- Problem -
Copy out, character for character, every line of the listing from the one containing "425, 325, 434]" down to the one containing "334, 126, 343]", including both of those lines.

- Items -
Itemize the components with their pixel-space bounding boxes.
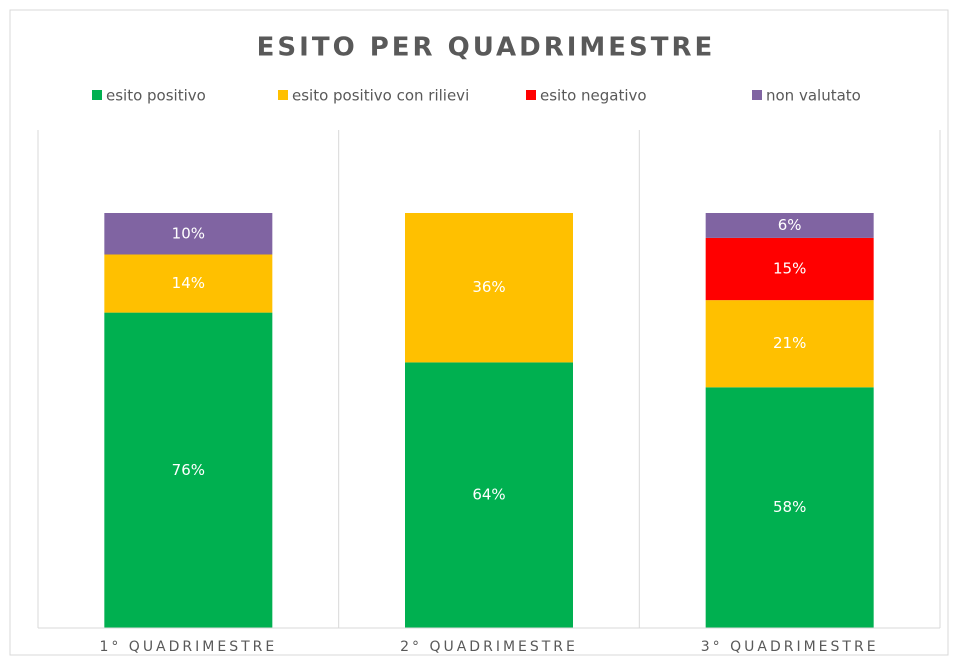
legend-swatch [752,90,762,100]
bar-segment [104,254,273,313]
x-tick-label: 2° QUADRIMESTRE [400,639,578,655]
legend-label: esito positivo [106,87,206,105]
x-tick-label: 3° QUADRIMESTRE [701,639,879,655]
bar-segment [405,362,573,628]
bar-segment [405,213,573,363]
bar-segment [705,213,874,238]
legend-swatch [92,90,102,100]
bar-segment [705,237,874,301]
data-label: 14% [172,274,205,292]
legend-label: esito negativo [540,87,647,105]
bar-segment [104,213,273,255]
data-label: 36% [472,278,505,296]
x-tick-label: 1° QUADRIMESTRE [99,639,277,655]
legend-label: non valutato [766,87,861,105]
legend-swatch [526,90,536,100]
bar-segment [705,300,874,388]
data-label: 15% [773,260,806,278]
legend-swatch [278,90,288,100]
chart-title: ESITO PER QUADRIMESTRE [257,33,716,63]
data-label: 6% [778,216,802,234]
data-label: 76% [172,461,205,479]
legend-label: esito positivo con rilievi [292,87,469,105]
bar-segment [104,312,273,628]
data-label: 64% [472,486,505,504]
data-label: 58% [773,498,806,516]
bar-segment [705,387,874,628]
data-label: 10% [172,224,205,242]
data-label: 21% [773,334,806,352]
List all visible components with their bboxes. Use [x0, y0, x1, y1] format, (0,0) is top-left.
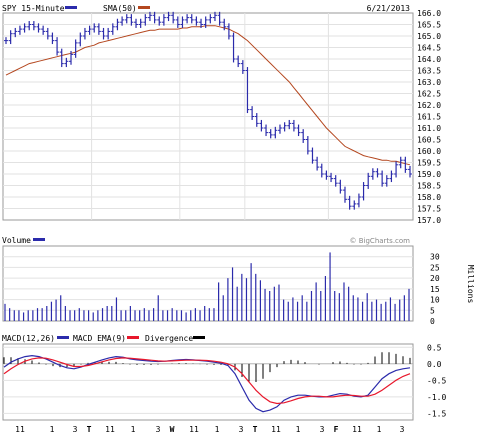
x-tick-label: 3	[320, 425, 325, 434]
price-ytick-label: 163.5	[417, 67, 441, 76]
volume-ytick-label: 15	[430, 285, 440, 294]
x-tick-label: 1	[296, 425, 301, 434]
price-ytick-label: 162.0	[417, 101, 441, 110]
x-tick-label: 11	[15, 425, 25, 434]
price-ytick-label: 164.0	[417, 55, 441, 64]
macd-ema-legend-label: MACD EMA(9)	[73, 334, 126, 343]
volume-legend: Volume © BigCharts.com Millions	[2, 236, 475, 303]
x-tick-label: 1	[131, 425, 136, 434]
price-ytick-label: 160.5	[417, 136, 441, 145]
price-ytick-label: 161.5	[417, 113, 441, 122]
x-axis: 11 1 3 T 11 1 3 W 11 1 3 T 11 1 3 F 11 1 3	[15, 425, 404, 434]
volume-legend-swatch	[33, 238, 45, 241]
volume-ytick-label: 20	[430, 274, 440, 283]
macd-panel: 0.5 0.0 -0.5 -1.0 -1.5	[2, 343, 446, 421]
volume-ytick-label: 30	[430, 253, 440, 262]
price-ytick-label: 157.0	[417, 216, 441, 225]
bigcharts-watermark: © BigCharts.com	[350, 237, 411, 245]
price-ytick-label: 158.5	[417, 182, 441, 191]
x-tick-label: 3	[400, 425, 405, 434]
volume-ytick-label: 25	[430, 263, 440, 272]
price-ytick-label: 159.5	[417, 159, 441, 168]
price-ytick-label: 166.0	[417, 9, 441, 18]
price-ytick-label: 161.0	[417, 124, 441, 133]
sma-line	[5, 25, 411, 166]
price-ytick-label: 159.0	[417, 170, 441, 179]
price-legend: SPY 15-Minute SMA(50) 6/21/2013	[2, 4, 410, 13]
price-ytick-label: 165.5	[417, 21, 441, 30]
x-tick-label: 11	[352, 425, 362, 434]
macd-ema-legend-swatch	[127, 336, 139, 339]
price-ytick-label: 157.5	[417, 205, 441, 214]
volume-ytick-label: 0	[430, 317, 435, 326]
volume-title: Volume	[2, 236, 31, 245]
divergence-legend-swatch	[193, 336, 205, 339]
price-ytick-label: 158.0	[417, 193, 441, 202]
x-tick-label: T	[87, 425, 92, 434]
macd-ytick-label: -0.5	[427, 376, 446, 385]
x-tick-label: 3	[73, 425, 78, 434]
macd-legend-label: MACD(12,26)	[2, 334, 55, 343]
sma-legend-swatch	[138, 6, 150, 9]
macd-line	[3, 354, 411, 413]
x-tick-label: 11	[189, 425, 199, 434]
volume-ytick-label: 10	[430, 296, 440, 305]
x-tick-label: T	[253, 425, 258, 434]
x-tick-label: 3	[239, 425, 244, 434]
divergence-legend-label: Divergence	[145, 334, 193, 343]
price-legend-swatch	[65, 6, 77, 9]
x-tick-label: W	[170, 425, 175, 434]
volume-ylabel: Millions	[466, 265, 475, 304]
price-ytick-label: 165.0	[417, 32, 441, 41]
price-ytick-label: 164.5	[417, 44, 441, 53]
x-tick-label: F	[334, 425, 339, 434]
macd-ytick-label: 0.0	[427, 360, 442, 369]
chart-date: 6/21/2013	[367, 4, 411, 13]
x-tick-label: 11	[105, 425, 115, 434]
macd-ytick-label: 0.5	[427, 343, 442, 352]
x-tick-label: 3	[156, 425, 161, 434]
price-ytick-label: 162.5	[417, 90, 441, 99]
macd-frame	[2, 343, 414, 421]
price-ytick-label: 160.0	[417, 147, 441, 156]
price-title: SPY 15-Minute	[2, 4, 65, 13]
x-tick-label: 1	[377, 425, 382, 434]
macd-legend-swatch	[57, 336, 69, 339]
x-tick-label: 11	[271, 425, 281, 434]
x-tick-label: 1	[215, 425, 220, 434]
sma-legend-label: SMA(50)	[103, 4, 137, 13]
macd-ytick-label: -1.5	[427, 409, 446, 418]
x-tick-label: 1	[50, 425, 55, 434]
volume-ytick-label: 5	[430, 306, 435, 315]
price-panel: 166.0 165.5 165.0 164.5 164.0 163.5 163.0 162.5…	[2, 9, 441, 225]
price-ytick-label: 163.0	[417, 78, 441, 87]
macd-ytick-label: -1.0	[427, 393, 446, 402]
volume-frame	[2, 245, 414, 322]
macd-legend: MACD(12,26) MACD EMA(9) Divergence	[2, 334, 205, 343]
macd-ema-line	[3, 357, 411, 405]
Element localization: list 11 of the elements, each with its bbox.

--

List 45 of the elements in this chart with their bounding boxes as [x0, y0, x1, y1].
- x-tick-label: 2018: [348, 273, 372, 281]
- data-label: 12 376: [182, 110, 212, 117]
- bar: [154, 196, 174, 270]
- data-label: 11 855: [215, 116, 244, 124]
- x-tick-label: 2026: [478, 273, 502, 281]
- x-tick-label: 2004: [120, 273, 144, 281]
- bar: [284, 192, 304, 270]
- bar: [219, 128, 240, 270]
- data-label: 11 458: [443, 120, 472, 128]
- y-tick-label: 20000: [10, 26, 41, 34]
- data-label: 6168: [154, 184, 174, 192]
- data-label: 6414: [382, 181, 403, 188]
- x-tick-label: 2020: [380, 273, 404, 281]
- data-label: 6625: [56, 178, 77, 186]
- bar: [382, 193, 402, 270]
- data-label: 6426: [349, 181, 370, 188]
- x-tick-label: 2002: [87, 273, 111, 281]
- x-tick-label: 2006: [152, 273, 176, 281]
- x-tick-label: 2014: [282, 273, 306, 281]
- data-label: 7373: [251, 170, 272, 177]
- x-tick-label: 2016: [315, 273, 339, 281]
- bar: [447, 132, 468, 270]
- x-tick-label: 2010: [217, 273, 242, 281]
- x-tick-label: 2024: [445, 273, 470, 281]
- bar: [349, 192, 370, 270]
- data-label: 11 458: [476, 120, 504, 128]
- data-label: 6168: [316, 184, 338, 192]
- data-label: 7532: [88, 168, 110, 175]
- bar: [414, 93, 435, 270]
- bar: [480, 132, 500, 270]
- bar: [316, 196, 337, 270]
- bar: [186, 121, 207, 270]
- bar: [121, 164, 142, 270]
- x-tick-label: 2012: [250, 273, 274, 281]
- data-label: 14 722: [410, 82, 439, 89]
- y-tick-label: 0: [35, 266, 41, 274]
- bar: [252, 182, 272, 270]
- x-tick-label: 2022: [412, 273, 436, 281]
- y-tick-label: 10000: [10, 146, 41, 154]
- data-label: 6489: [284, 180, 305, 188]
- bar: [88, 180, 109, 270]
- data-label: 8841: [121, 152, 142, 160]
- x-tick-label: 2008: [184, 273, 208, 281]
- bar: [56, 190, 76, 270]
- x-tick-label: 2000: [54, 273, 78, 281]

- Solved exercise -
x-tick-label: 3	[320, 425, 325, 434]
price-ytick-label: 163.5	[417, 67, 441, 76]
volume-ytick-label: 15	[430, 285, 440, 294]
x-tick-label: 1	[296, 425, 301, 434]
price-ytick-label: 162.0	[417, 101, 441, 110]
x-tick-label: 11	[15, 425, 25, 434]
price-ytick-label: 164.0	[417, 55, 441, 64]
macd-ema-legend-label: MACD EMA(9)	[73, 334, 126, 343]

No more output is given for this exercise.